__Input__
☆ ☆ ☆
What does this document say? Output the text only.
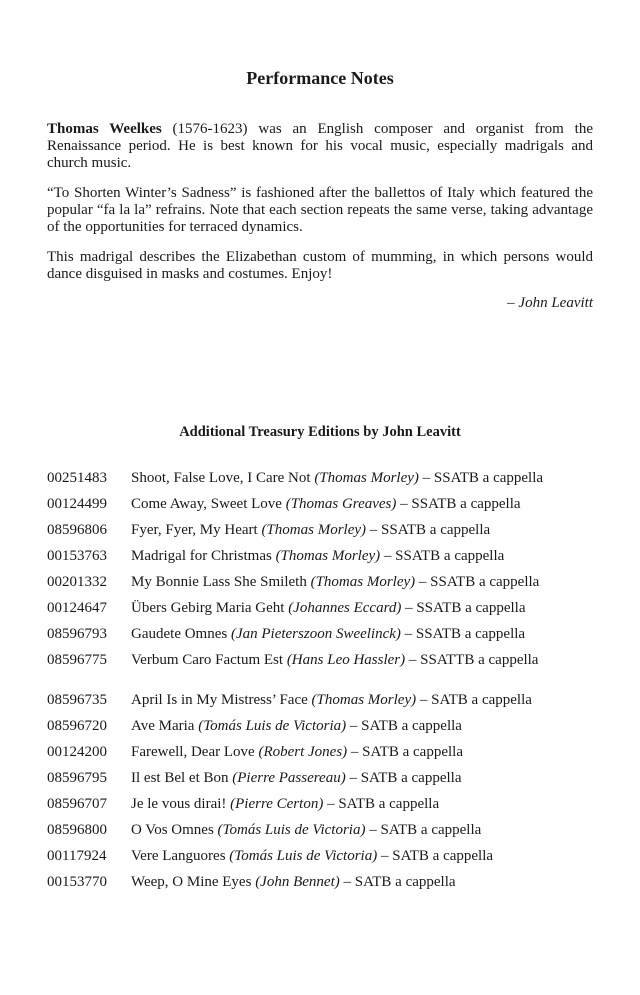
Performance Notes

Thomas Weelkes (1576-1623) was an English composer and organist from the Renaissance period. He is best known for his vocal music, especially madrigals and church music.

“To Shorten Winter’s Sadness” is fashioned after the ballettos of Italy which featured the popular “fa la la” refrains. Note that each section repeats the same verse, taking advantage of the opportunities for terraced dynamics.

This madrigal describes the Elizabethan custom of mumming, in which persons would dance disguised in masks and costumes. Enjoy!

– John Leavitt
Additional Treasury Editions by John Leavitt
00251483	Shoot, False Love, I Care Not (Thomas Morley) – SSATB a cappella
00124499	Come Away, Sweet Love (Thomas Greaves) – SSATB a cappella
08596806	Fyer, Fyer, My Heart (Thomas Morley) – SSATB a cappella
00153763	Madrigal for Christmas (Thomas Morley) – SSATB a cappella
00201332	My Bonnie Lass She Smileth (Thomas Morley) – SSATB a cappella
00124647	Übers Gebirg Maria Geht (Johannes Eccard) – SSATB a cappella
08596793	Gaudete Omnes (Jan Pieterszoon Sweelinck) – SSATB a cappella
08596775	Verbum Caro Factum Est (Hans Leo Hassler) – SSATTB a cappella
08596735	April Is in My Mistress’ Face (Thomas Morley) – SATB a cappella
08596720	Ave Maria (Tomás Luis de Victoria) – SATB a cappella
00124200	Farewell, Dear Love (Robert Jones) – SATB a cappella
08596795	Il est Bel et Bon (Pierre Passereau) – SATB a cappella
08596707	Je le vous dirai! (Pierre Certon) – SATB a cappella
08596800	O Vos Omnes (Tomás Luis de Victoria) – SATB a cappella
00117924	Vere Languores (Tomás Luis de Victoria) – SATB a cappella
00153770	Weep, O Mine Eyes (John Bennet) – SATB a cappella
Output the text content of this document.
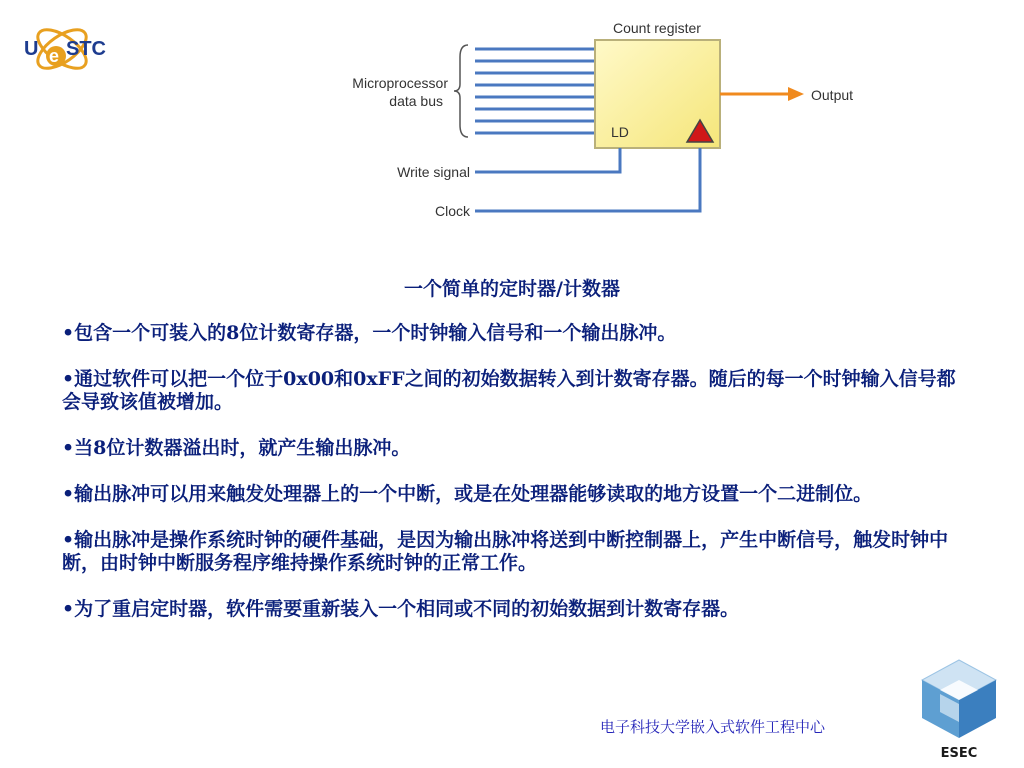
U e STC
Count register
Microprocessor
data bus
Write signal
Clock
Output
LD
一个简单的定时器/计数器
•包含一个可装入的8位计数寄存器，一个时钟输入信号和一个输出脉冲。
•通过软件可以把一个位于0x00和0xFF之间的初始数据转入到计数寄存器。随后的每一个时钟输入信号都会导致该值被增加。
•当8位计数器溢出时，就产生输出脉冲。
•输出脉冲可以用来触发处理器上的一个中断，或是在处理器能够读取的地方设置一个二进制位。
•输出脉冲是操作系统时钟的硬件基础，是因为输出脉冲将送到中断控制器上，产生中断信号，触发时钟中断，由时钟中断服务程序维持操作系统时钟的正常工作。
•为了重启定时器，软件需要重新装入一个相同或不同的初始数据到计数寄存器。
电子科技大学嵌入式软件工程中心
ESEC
☆ ☆ ☆
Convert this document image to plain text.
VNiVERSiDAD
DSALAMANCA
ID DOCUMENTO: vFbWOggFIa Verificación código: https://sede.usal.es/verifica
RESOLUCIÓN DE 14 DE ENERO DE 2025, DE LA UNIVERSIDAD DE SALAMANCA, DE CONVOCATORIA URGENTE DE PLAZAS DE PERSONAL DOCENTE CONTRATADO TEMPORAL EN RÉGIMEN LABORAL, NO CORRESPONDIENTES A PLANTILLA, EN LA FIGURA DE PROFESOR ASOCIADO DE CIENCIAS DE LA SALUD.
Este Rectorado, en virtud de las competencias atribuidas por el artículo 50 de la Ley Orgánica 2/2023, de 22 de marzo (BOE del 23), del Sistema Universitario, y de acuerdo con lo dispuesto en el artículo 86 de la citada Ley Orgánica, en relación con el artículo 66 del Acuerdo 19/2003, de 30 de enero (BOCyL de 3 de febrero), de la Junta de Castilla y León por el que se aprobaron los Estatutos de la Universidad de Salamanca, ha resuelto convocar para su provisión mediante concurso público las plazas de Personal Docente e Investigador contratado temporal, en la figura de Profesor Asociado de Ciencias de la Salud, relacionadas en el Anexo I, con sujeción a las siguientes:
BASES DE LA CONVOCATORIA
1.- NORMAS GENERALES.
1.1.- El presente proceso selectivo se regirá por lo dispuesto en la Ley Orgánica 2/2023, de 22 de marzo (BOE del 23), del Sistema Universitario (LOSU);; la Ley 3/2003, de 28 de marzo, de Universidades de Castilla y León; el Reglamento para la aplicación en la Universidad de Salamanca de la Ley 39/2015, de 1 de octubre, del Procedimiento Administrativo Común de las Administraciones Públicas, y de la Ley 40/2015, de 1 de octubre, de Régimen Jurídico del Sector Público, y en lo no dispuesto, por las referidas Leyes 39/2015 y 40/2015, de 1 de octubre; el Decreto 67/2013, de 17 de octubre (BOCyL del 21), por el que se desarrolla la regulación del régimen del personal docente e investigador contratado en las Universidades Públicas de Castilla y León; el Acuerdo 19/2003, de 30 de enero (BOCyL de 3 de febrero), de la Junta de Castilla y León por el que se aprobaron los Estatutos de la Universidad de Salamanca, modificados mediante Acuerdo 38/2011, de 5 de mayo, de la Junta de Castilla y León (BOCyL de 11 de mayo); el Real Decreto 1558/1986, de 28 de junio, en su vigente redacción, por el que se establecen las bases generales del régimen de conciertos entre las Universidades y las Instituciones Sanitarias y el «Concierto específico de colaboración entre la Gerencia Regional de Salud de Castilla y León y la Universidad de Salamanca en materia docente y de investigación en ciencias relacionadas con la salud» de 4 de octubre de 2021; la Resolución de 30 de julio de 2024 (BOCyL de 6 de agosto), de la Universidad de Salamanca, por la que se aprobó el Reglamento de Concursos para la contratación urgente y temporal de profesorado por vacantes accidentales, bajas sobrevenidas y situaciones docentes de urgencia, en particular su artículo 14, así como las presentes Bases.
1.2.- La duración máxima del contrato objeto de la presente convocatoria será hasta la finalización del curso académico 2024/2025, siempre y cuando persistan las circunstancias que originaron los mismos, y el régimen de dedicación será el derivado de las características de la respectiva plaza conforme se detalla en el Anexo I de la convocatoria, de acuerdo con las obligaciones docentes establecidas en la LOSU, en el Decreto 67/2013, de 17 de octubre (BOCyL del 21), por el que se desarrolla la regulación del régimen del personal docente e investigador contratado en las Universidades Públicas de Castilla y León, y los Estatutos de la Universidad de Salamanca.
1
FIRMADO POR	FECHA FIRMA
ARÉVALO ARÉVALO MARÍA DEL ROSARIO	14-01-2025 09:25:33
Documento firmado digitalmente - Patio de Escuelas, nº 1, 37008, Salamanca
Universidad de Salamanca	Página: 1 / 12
☆ ☆ ☆
__Directive__
Where a line in the material contains "Victoria", copy that line.

__Solution to this exercise__
08596720	Ave Maria (Tomás Luis de Victoria) – SATB a cappella
08596800	O Vos Omnes (Tomás Luis de Victoria) – SATB a cappella
00117924	Vere Languores (Tomás Luis de Victoria) – SATB a cappella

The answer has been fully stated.